» **The task**: Write out each record below exactly as it appears, with no pictures.

» **Stored records**:
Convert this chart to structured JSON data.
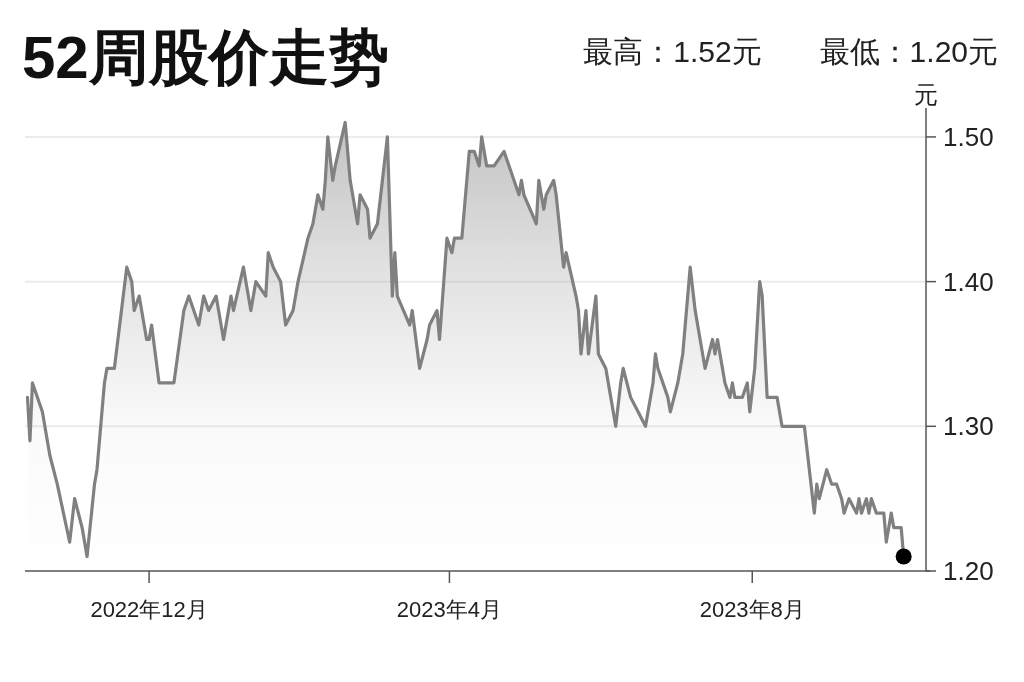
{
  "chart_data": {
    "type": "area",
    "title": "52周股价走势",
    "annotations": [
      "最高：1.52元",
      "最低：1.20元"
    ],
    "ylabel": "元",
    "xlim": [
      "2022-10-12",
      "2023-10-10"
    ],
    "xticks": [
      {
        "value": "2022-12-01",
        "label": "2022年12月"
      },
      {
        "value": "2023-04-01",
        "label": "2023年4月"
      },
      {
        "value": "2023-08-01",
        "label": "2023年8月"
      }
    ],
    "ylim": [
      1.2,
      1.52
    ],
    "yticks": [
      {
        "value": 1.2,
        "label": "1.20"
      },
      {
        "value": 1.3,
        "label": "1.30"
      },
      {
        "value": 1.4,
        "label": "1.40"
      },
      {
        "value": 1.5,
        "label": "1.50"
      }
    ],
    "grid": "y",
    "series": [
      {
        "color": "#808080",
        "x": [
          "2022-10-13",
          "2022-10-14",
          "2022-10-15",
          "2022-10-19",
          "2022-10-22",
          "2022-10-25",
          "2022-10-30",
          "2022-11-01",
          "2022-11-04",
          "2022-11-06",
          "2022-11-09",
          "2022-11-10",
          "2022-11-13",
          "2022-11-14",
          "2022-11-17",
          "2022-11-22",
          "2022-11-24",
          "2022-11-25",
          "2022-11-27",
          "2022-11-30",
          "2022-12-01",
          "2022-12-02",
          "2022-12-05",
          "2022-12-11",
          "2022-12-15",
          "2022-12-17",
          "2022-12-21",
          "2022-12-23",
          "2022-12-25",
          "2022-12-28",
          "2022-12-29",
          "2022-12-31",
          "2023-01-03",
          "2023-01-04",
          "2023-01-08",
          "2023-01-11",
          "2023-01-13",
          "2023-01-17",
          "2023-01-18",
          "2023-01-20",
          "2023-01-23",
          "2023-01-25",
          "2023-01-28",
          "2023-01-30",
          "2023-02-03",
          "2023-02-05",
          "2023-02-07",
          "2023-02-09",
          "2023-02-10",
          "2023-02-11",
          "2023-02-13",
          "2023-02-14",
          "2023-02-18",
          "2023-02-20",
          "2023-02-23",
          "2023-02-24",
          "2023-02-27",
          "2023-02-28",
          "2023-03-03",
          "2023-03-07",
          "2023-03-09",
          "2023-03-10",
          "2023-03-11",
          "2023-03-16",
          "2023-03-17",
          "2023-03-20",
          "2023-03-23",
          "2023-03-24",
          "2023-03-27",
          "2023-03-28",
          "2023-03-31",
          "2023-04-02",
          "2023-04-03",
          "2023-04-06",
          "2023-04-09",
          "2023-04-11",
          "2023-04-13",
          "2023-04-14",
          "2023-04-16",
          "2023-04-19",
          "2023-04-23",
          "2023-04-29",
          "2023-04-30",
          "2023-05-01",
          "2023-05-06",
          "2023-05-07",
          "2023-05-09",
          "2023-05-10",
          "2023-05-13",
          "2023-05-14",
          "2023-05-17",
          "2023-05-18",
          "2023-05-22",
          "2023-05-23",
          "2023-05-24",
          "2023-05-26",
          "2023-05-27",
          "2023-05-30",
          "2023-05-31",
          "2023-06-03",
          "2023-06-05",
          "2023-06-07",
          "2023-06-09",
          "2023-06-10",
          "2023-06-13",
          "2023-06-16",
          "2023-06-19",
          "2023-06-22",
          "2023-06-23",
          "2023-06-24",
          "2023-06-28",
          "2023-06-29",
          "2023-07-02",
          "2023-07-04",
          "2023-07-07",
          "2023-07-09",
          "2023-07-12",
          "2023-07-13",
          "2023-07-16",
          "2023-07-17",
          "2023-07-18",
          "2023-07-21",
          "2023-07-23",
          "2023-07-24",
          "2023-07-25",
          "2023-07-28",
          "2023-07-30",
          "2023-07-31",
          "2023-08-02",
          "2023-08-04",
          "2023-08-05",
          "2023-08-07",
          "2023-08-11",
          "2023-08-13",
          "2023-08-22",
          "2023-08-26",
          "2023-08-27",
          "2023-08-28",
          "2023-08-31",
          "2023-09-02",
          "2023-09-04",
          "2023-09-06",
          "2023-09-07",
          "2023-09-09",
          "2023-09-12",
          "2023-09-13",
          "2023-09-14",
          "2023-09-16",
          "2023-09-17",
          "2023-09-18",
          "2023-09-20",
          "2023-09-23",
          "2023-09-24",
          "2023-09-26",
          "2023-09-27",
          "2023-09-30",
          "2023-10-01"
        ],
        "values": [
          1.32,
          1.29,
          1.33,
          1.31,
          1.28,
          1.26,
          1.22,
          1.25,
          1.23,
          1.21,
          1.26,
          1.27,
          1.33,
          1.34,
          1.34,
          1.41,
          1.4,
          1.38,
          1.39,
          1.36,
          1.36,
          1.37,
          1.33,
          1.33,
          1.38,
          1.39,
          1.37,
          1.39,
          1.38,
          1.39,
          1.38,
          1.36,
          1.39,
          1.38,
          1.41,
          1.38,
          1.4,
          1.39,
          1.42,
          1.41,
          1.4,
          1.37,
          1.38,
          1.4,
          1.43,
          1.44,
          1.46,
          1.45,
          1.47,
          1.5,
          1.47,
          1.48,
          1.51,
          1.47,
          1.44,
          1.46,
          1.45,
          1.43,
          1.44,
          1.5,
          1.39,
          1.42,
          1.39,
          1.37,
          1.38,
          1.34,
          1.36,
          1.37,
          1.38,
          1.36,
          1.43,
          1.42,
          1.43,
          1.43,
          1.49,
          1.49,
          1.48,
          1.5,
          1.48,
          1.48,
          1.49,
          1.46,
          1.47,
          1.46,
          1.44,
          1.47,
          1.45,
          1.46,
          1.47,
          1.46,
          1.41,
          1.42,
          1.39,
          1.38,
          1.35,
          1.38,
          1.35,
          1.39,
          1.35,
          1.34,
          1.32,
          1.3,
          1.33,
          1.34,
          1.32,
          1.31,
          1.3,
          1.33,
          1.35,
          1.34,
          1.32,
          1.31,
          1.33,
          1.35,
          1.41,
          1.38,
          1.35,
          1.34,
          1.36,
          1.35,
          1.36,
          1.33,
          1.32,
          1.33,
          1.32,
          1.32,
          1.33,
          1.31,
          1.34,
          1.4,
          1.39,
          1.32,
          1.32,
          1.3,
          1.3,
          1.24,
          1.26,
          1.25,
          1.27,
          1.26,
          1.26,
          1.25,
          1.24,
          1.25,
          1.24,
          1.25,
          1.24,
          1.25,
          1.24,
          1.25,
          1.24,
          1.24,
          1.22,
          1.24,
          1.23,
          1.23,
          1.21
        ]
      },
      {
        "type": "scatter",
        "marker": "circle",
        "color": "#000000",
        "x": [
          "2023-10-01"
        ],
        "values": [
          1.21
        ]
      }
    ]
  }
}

» **Solved exercise**:
Convert this chart to structured JSON data.
{
  "chart_data": {
    "type": "area",
    "title": "52周股价走势",
    "annotations": [
      "最高：1.52元",
      "最低：1.20元"
    ],
    "ylabel": "元",
    "xlim": [
      "2022-10-12",
      "2023-10-10"
    ],
    "xticks": [
      {
        "value": "2022-12-01",
        "label": "2022年12月"
      },
      {
        "value": "2023-04-01",
        "label": "2023年4月"
      },
      {
        "value": "2023-08-01",
        "label": "2023年8月"
      }
    ],
    "ylim": [
      1.2,
      1.52
    ],
    "yticks": [
      {
        "value": 1.2,
        "label": "1.20"
      },
      {
        "value": 1.3,
        "label": "1.30"
      },
      {
        "value": 1.4,
        "label": "1.40"
      },
      {
        "value": 1.5,
        "label": "1.50"
      }
    ],
    "grid": "y",
    "series": [
      {
        "color": "#808080",
        "x": [
          "2022-10-13",
          "2022-10-14",
          "2022-10-15",
          "2022-10-19",
          "2022-10-22",
          "2022-10-25",
          "2022-10-30",
          "2022-11-01",
          "2022-11-04",
          "2022-11-06",
          "2022-11-09",
          "2022-11-10",
          "2022-11-13",
          "2022-11-14",
          "2022-11-17",
          "2022-11-22",
          "2022-11-24",
          "2022-11-25",
          "2022-11-27",
          "2022-11-30",
          "2022-12-01",
          "2022-12-02",
          "2022-12-05",
          "2022-12-11",
          "2022-12-15",
          "2022-12-17",
          "2022-12-21",
          "2022-12-23",
          "2022-12-25",
          "2022-12-28",
          "2022-12-29",
          "2022-12-31",
          "2023-01-03",
          "2023-01-04",
          "2023-01-08",
          "2023-01-11",
          "2023-01-13",
          "2023-01-17",
          "2023-01-18",
          "2023-01-20",
          "2023-01-23",
          "2023-01-25",
          "2023-01-28",
          "2023-01-30",
          "2023-02-03",
          "2023-02-05",
          "2023-02-07",
          "2023-02-09",
          "2023-02-10",
          "2023-02-11",
          "2023-02-13",
          "2023-02-14",
          "2023-02-18",
          "2023-02-20",
          "2023-02-23",
          "2023-02-24",
          "2023-02-27",
          "2023-02-28",
          "2023-03-03",
          "2023-03-07",
          "2023-03-09",
          "2023-03-10",
          "2023-03-11",
          "2023-03-16",
          "2023-03-17",
          "2023-03-20",
          "2023-03-23",
          "2023-03-24",
          "2023-03-27",
          "2023-03-28",
          "2023-03-31",
          "2023-04-02",
          "2023-04-03",
          "2023-04-06",
          "2023-04-09",
          "2023-04-11",
          "2023-04-13",
          "2023-04-14",
          "2023-04-16",
          "2023-04-19",
          "2023-04-23",
          "2023-04-29",
          "2023-04-30",
          "2023-05-01",
          "2023-05-06",
          "2023-05-07",
          "2023-05-09",
          "2023-05-10",
          "2023-05-13",
          "2023-05-14",
          "2023-05-17",
          "2023-05-18",
          "2023-05-22",
          "2023-05-23",
          "2023-05-24",
          "2023-05-26",
          "2023-05-27",
          "2023-05-30",
          "2023-05-31",
          "2023-06-03",
          "2023-06-05",
          "2023-06-07",
          "2023-06-09",
          "2023-06-10",
          "2023-06-13",
          "2023-06-16",
          "2023-06-19",
          "2023-06-22",
          "2023-06-23",
          "2023-06-24",
          "2023-06-28",
          "2023-06-29",
          "2023-07-02",
          "2023-07-04",
          "2023-07-07",
          "2023-07-09",
          "2023-07-12",
          "2023-07-13",
          "2023-07-16",
          "2023-07-17",
          "2023-07-18",
          "2023-07-21",
          "2023-07-23",
          "2023-07-24",
          "2023-07-25",
          "2023-07-28",
          "2023-07-30",
          "2023-07-31",
          "2023-08-02",
          "2023-08-04",
          "2023-08-05",
          "2023-08-07",
          "2023-08-11",
          "2023-08-13",
          "2023-08-22",
          "2023-08-26",
          "2023-08-27",
          "2023-08-28",
          "2023-08-31",
          "2023-09-02",
          "2023-09-04",
          "2023-09-06",
          "2023-09-07",
          "2023-09-09",
          "2023-09-12",
          "2023-09-13",
          "2023-09-14",
          "2023-09-16",
          "2023-09-17",
          "2023-09-18",
          "2023-09-20",
          "2023-09-23",
          "2023-09-24",
          "2023-09-26",
          "2023-09-27",
          "2023-09-30",
          "2023-10-01"
        ],
        "values": [
          1.32,
          1.29,
          1.33,
          1.31,
          1.28,
          1.26,
          1.22,
          1.25,
          1.23,
          1.21,
          1.26,
          1.27,
          1.33,
          1.34,
          1.34,
          1.41,
          1.4,
          1.38,
          1.39,
          1.36,
          1.36,
          1.37,
          1.33,
          1.33,
          1.38,
          1.39,
          1.37,
          1.39,
          1.38,
          1.39,
          1.38,
          1.36,
          1.39,
          1.38,
          1.41,
          1.38,
          1.4,
          1.39,
          1.42,
          1.41,
          1.4,
          1.37,
          1.38,
          1.4,
          1.43,
          1.44,
          1.46,
          1.45,
          1.47,
          1.5,
          1.47,
          1.48,
          1.51,
          1.47,
          1.44,
          1.46,
          1.45,
          1.43,
          1.44,
          1.5,
          1.39,
          1.42,
          1.39,
          1.37,
          1.38,
          1.34,
          1.36,
          1.37,
          1.38,
          1.36,
          1.43,
          1.42,
          1.43,
          1.43,
          1.49,
          1.49,
          1.48,
          1.5,
          1.48,
          1.48,
          1.49,
          1.46,
          1.47,
          1.46,
          1.44,
          1.47,
          1.45,
          1.46,
          1.47,
          1.46,
          1.41,
          1.42,
          1.39,
          1.38,
          1.35,
          1.38,
          1.35,
          1.39,
          1.35,
          1.34,
          1.32,
          1.3,
          1.33,
          1.34,
          1.32,
          1.31,
          1.3,
          1.33,
          1.35,
          1.34,
          1.32,
          1.31,
          1.33,
          1.35,
          1.41,
          1.38,
          1.35,
          1.34,
          1.36,
          1.35,
          1.36,
          1.33,
          1.32,
          1.33,
          1.32,
          1.32,
          1.33,
          1.31,
          1.34,
          1.4,
          1.39,
          1.32,
          1.32,
          1.3,
          1.3,
          1.24,
          1.26,
          1.25,
          1.27,
          1.26,
          1.26,
          1.25,
          1.24,
          1.25,
          1.24,
          1.25,
          1.24,
          1.25,
          1.24,
          1.25,
          1.24,
          1.24,
          1.22,
          1.24,
          1.23,
          1.23,
          1.21
        ]
      },
      {
        "type": "scatter",
        "marker": "circle",
        "color": "#000000",
        "x": [
          "2023-10-01"
        ],
        "values": [
          1.21
        ]
      }
    ]
  }
}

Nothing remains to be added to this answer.